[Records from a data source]
=-=-=
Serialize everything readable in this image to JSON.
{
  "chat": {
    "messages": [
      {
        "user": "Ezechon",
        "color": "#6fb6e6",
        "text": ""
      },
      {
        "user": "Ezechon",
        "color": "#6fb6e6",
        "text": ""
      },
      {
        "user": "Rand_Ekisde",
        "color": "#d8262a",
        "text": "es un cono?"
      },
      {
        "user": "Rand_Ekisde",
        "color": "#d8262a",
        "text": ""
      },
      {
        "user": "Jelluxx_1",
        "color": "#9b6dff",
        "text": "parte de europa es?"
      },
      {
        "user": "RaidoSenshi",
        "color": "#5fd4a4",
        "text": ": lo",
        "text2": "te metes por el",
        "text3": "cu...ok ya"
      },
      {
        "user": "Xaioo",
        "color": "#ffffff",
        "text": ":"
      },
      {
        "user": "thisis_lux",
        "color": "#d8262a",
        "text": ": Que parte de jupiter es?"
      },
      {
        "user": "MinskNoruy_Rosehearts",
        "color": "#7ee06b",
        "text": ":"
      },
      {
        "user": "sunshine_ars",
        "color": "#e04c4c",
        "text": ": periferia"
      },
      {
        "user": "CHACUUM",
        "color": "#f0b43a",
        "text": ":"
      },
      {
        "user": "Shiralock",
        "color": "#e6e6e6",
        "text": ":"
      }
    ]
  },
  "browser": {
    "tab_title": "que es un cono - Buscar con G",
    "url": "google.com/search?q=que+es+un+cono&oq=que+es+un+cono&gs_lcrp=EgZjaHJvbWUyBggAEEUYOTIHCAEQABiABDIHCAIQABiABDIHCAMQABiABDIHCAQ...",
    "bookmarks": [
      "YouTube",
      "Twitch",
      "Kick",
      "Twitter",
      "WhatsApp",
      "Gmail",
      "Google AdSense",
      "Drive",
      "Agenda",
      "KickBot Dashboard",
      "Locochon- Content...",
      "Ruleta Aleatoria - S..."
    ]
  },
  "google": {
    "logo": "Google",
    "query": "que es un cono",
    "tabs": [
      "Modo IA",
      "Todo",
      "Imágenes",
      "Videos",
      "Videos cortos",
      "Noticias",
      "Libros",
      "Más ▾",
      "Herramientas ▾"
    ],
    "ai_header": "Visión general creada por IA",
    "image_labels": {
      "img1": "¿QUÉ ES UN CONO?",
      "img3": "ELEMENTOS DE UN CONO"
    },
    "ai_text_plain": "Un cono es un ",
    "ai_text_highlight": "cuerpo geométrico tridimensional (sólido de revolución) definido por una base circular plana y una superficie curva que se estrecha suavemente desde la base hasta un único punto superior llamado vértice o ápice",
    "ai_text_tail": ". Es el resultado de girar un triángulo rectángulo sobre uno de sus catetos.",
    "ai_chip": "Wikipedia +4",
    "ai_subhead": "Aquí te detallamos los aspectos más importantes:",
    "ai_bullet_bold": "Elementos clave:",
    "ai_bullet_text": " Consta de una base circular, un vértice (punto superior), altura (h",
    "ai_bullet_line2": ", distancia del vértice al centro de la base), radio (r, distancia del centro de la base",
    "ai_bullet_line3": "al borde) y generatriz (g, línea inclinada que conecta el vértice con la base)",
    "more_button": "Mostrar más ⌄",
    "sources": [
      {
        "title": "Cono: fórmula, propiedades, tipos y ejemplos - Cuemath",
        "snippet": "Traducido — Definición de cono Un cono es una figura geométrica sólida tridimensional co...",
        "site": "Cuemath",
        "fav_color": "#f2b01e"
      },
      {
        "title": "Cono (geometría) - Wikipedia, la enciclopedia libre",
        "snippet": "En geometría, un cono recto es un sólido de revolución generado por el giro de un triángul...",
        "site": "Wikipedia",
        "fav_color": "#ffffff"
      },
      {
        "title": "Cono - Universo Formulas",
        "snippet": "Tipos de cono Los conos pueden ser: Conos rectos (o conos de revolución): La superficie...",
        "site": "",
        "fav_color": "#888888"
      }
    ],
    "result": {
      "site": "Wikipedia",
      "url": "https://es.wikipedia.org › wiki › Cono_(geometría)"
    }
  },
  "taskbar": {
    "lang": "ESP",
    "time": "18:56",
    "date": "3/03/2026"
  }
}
=-=-=
→ What is required
Reproduce, word for word, all of the entries above.

→ Reply to the exercise
Serialize everything readable in this image to JSON.
{
  "chat": {
    "messages": [
      {
        "user": "Ezechon",
        "color": "#6fb6e6",
        "text": ""
      },
      {
        "user": "Ezechon",
        "color": "#6fb6e6",
        "text": ""
      },
      {
        "user": "Rand_Ekisde",
        "color": "#d8262a",
        "text": "es un cono?"
      },
      {
        "user": "Rand_Ekisde",
        "color": "#d8262a",
        "text": ""
      },
      {
        "user": "Jelluxx_1",
        "color": "#9b6dff",
        "text": "parte de europa es?"
      },
      {
        "user": "RaidoSenshi",
        "color": "#5fd4a4",
        "text": ": lo",
        "text2": "te metes por el",
        "text3": "cu...ok ya"
      },
      {
        "user": "Xaioo",
        "color": "#ffffff",
        "text": ":"
      },
      {
        "user": "thisis_lux",
        "color": "#d8262a",
        "text": ": Que parte de jupiter es?"
      },
      {
        "user": "MinskNoruy_Rosehearts",
        "color": "#7ee06b",
        "text": ":"
      },
      {
        "user": "sunshine_ars",
        "color": "#e04c4c",
        "text": ": periferia"
      },
      {
        "user": "CHACUUM",
        "color": "#f0b43a",
        "text": ":"
      },
      {
        "user": "Shiralock",
        "color": "#e6e6e6",
        "text": ":"
      }
    ]
  },
  "browser": {
    "tab_title": "que es un cono - Buscar con G",
    "url": "google.com/search?q=que+es+un+cono&oq=que+es+un+cono&gs_lcrp=EgZjaHJvbWUyBggAEEUYOTIHCAEQABiABDIHCAIQABiABDIHCAMQABiABDIHCAQ...",
    "bookmarks": [
      "YouTube",
      "Twitch",
      "Kick",
      "Twitter",
      "WhatsApp",
      "Gmail",
      "Google AdSense",
      "Drive",
      "Agenda",
      "KickBot Dashboard",
      "Locochon- Content...",
      "Ruleta Aleatoria - S..."
    ]
  },
  "google": {
    "logo": "Google",
    "query": "que es un cono",
    "tabs": [
      "Modo IA",
      "Todo",
      "Imágenes",
      "Videos",
      "Videos cortos",
      "Noticias",
      "Libros",
      "Más ▾",
      "Herramientas ▾"
    ],
    "ai_header": "Visión general creada por IA",
    "image_labels": {
      "img1": "¿QUÉ ES UN CONO?",
      "img3": "ELEMENTOS DE UN CONO"
    },
    "ai_text_plain": "Un cono es un ",
    "ai_text_highlight": "cuerpo geométrico tridimensional (sólido de revolución) definido por una base circular plana y una superficie curva que se estrecha suavemente desde la base hasta un único punto superior llamado vértice o ápice",
    "ai_text_tail": ". Es el resultado de girar un triángulo rectángulo sobre uno de sus catetos.",
    "ai_chip": "Wikipedia +4",
    "ai_subhead": "Aquí te detallamos los aspectos más importantes:",
    "ai_bullet_bold": "Elementos clave:",
    "ai_bullet_text": " Consta de una base circular, un vértice (punto superior), altura (h",
    "ai_bullet_line2": ", distancia del vértice al centro de la base), radio (r, distancia del centro de la base",
    "ai_bullet_line3": "al borde) y generatriz (g, línea inclinada que conecta el vértice con la base)",
    "more_button": "Mostrar más ⌄",
    "sources": [
      {
        "title": "Cono: fórmula, propiedades, tipos y ejemplos - Cuemath",
        "snippet": "Traducido — Definición de cono Un cono es una figura geométrica sólida tridimensional co...",
        "site": "Cuemath",
        "fav_color": "#f2b01e"
      },
      {
        "title": "Cono (geometría) - Wikipedia, la enciclopedia libre",
        "snippet": "En geometría, un cono recto es un sólido de revolución generado por el giro de un triángul...",
        "site": "Wikipedia",
        "fav_color": "#ffffff"
      },
      {
        "title": "Cono - Universo Formulas",
        "snippet": "Tipos de cono Los conos pueden ser: Conos rectos (o conos de revolución): La superficie...",
        "site": "",
        "fav_color": "#888888"
      }
    ],
    "result": {
      "site": "Wikipedia",
      "url": "https://es.wikipedia.org › wiki › Cono_(geometría)"
    }
  },
  "taskbar": {
    "lang": "ESP",
    "time": "18:56",
    "date": "3/03/2026"
  }
}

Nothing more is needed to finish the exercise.